◆ Data records
+---+

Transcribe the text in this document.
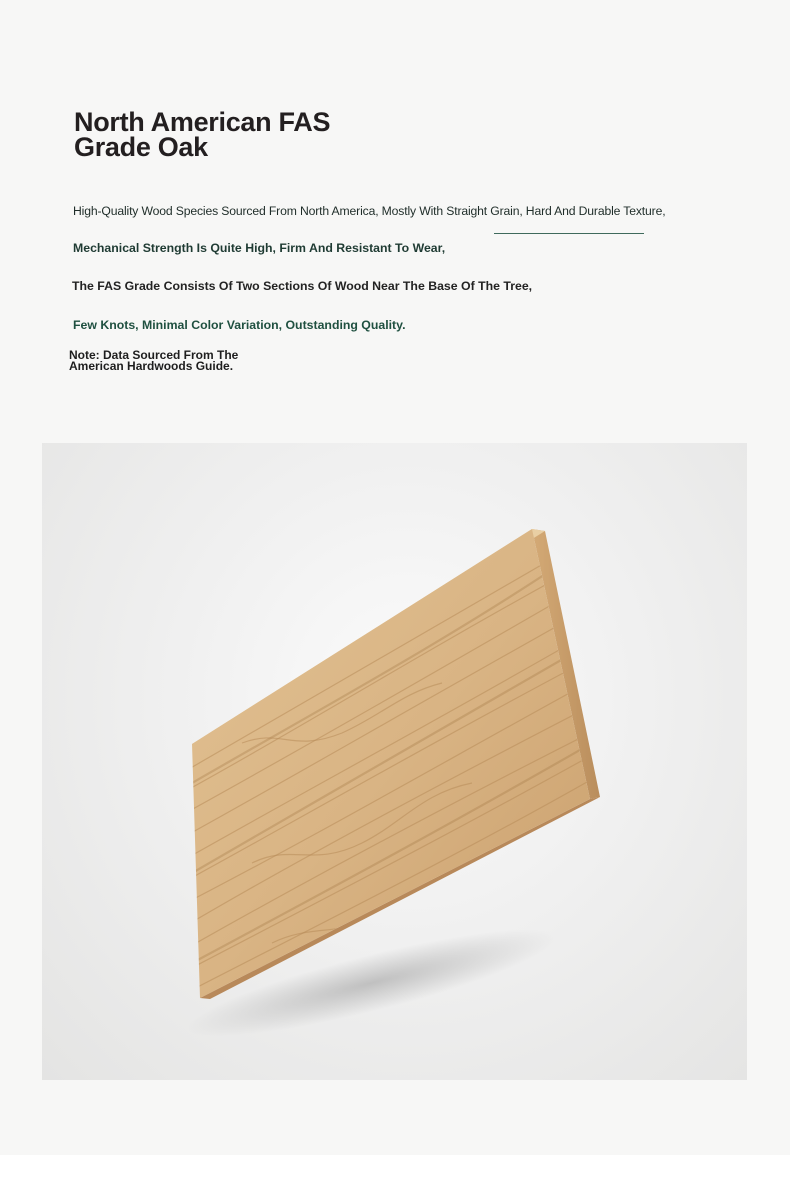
North American FAS
Grade Oak

High-Quality Wood Species Sourced From North America, Mostly With Straight Grain, Hard And Durable Texture,

Mechanical Strength Is Quite High, Firm And Resistant To Wear,

The FAS Grade Consists Of Two Sections Of Wood Near The Base Of The Tree,

Few Knots, Minimal Color Variation, Outstanding Quality.

Note: Data Sourced From The
American Hardwoods Guide.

+---+

◆ Challenge
Transcribe the listing in full and omit the pictures.

◆ Result below
Transcribe the text in this document.
North American FAS
Grade Oak

High-Quality Wood Species Sourced From North America, Mostly With Straight Grain, Hard And Durable Texture,

Mechanical Strength Is Quite High, Firm And Resistant To Wear,

The FAS Grade Consists Of Two Sections Of Wood Near The Base Of The Tree,

Few Knots, Minimal Color Variation, Outstanding Quality.

Note: Data Sourced From The
American Hardwoods Guide.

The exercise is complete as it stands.